[What to produce]
In the records that follow, show each line where the word "自动验证" is present.

[Supplied data]
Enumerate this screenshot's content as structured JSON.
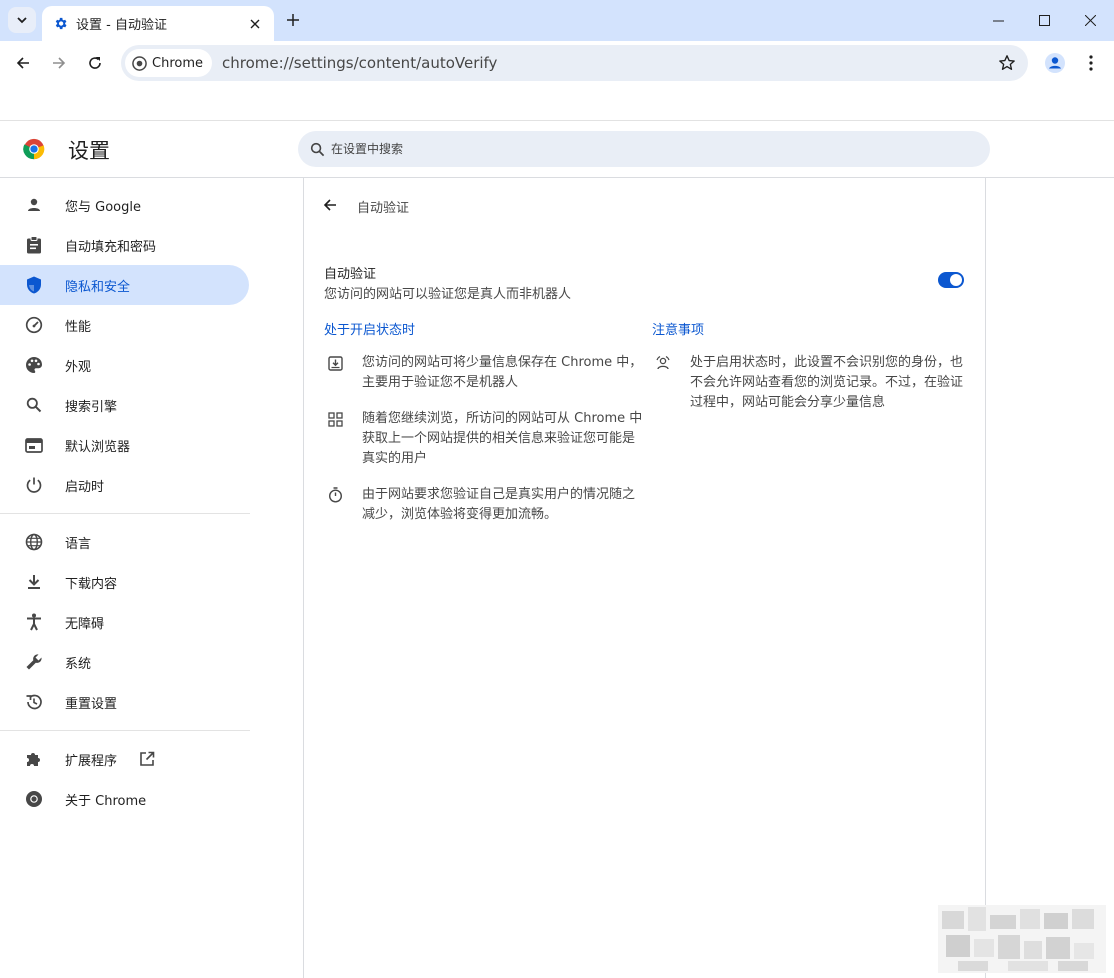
{
  "browser": {
    "tab_title": "设置 - 自动验证",
    "url_chip": "Chrome",
    "url": "chrome://settings/content/autoVerify"
  },
  "settings": {
    "title": "设置",
    "search_placeholder": "在设置中搜索"
  },
  "sidebar": {
    "items": [
      {
        "label": "您与 Google",
        "icon": "person-icon"
      },
      {
        "label": "自动填充和密码",
        "icon": "clipboard-icon"
      },
      {
        "label": "隐私和安全",
        "icon": "shield-icon",
        "active": true
      },
      {
        "label": "性能",
        "icon": "speedometer-icon"
      },
      {
        "label": "外观",
        "icon": "palette-icon"
      },
      {
        "label": "搜索引擎",
        "icon": "search-icon"
      },
      {
        "label": "默认浏览器",
        "icon": "browser-window-icon"
      },
      {
        "label": "启动时",
        "icon": "power-icon"
      },
      {
        "label": "语言",
        "icon": "globe-icon"
      },
      {
        "label": "下载内容",
        "icon": "download-icon"
      },
      {
        "label": "无障碍",
        "icon": "accessibility-icon"
      },
      {
        "label": "系统",
        "icon": "wrench-icon"
      },
      {
        "label": "重置设置",
        "icon": "history-icon"
      },
      {
        "label": "扩展程序",
        "icon": "puzzle-icon"
      },
      {
        "label": "关于 Chrome",
        "icon": "chrome-icon"
      }
    ]
  },
  "page": {
    "title": "自动验证",
    "toggle_label": "自动验证",
    "toggle_sublabel": "您访问的网站可以验证您是真人而非机器人",
    "toggle_on": true,
    "col_left_heading": "处于开启状态时",
    "col_right_heading": "注意事项",
    "left_items": [
      {
        "icon": "save-box-icon",
        "text": "您访问的网站可将少量信息保存在 Chrome 中，主要用于验证您不是机器人"
      },
      {
        "icon": "grid-icon",
        "text": "随着您继续浏览，所访问的网站可从 Chrome 中获取上一个网站提供的相关信息来验证您可能是真实的用户"
      },
      {
        "icon": "timer-icon",
        "text": "由于网站要求您验证自己是真实用户的情况随之减少，浏览体验将变得更加流畅。"
      }
    ],
    "right_items": [
      {
        "icon": "privacy-person-icon",
        "text": "处于启用状态时，此设置不会识别您的身份，也不会允许网站查看您的浏览记录。不过，在验证过程中，网站可能会分享少量信息"
      }
    ]
  },
  "colors": {
    "accent": "#0b57d0",
    "active_nav_bg": "#d3e3fd",
    "tabstrip_bg": "#d3e3fd",
    "omnibox_bg": "#e9eef6"
  }
}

[Solution to this task]
    "tab_title": "设置 - 自动验证",
    "title": "自动验证",
    "toggle_label": "自动验证",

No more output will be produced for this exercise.